*Short task A*
In the passage on the war with France, shorten the paragraph beginning "The most significant factor" and keep its main facts.

# start of Supplied passage

Black and white illustration of the Battle of the Glorious First of June

War with France

The most significant factor that persuaded the King’s ministers of the need to expand the honours system, not least in terms of the number of individuals who could receive a royal mark of favour, was the conflict with France, which spanned more than two decades from 1793 until the defeat of Napoleon in 1815.

The honours that were designed to reward services during that period include a series of gold medals and chains for officers of the Royal Navy, which were introduced after Admiral Howe’s victory against a French fleet in the Atlantic Ocean in June 1794. The direct link between the naval distinctions and the King, rather than the first lord of the Admiralty or some other department of state or parliamentary body, was obvious from what happened at Portsmouth shortly after the battle was won when, on board HMS Queen Charlotte (Gazette issue 13680):

“The King, on his coming upon the quarter-deck presented Admiral Earl Howe with a sword, richly set with diamonds, and likewise with a gold chain to be worn about the neck; and he also presented Admiral Sir Alexander Hood, Rear-Admiral Gardner, and Sir Roger Curtis First Captain of the Fleet, with similar chains; to each of which is to be suspended a medal now preparing for that purpose.”

# end of Supplied passage

*Short task B*
Recast the labeled region entries between the lines holding "range-time-cell [377,185,381,189]" and "range-time-cell [116,292,120,296]", inclusive, as a Markdown table with the columns Row and Line, giving each line a row number.

# start of Data provided

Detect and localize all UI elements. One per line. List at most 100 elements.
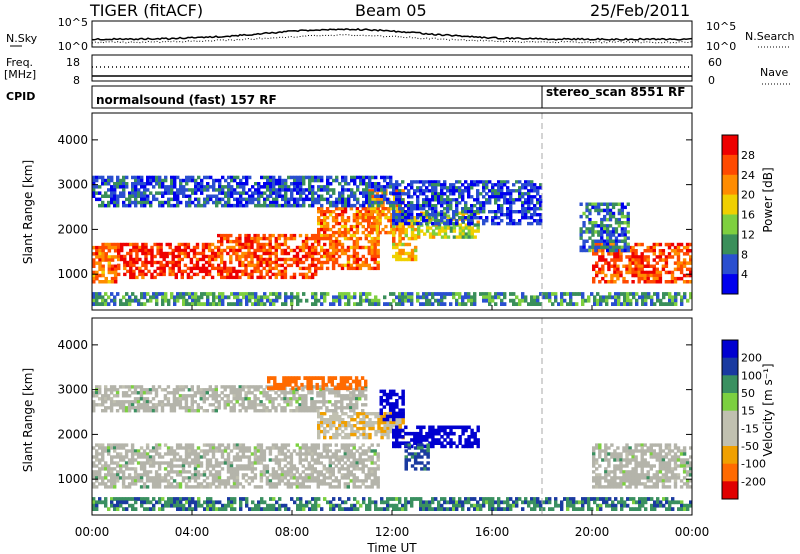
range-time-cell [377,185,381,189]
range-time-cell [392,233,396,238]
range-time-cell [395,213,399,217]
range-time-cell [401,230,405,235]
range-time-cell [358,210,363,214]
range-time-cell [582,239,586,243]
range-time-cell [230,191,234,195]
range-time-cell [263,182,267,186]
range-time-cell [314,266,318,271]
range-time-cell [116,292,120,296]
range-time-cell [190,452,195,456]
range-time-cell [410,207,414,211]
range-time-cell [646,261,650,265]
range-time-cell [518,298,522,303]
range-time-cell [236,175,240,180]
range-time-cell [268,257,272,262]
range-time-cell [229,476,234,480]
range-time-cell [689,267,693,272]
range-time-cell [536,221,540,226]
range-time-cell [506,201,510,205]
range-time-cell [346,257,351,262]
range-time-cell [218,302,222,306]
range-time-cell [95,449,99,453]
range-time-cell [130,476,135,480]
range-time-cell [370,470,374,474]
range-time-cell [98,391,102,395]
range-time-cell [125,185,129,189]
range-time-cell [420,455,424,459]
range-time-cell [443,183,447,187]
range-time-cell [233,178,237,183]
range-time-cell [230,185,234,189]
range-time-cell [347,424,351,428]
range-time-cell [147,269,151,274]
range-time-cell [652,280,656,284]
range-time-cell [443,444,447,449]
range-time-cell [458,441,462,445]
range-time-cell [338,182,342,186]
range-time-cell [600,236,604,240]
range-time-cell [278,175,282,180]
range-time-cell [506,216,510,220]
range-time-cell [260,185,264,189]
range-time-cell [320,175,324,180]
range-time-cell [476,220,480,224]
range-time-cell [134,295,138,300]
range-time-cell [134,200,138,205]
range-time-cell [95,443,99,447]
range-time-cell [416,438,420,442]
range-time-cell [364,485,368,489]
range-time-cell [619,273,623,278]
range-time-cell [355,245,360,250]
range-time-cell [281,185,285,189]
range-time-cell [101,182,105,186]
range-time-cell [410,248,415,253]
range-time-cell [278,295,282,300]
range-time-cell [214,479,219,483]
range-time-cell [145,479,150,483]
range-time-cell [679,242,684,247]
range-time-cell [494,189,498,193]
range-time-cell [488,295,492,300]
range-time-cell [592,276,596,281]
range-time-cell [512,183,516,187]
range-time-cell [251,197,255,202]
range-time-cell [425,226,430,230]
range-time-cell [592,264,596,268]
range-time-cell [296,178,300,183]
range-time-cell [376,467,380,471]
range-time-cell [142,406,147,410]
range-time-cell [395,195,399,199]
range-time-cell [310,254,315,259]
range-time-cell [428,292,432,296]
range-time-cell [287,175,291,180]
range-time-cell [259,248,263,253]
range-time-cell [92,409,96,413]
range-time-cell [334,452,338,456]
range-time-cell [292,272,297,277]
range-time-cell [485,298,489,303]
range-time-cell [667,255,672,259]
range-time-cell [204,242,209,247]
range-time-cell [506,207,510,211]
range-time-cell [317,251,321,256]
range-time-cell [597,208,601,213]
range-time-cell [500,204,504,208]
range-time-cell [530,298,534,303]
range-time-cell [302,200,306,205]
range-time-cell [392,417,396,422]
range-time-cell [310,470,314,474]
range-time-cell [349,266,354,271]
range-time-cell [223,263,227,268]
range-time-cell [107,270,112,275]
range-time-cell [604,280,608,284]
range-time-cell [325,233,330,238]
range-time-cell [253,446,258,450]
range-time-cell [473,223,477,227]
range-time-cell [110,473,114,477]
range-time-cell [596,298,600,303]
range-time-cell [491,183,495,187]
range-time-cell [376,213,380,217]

# end of Data provided

*Complete response A*
The war with France, which lasted from 1793 until Napoleon's defeat in 1815, was the main reason the King's ministers decided to expand the honours system. That included increasing the number of people who could receive a royal mark of favour.

*Complete response B*
| Row | Line |
|---|---|
| 1 | range-time-cell [377,185,381,189] |
| 2 | range-time-cell [392,233,396,238] |
| 3 | range-time-cell [395,213,399,217] |
| 4 | range-time-cell [401,230,405,235] |
| 5 | range-time-cell [358,210,363,214] |
| 6 | range-time-cell [582,239,586,243] |
| 7 | range-time-cell [230,191,234,195] |
| 8 | range-time-cell [263,182,267,186] |
| 9 | range-time-cell [314,266,318,271] |
| 10 | range-time-cell [116,292,120,296] |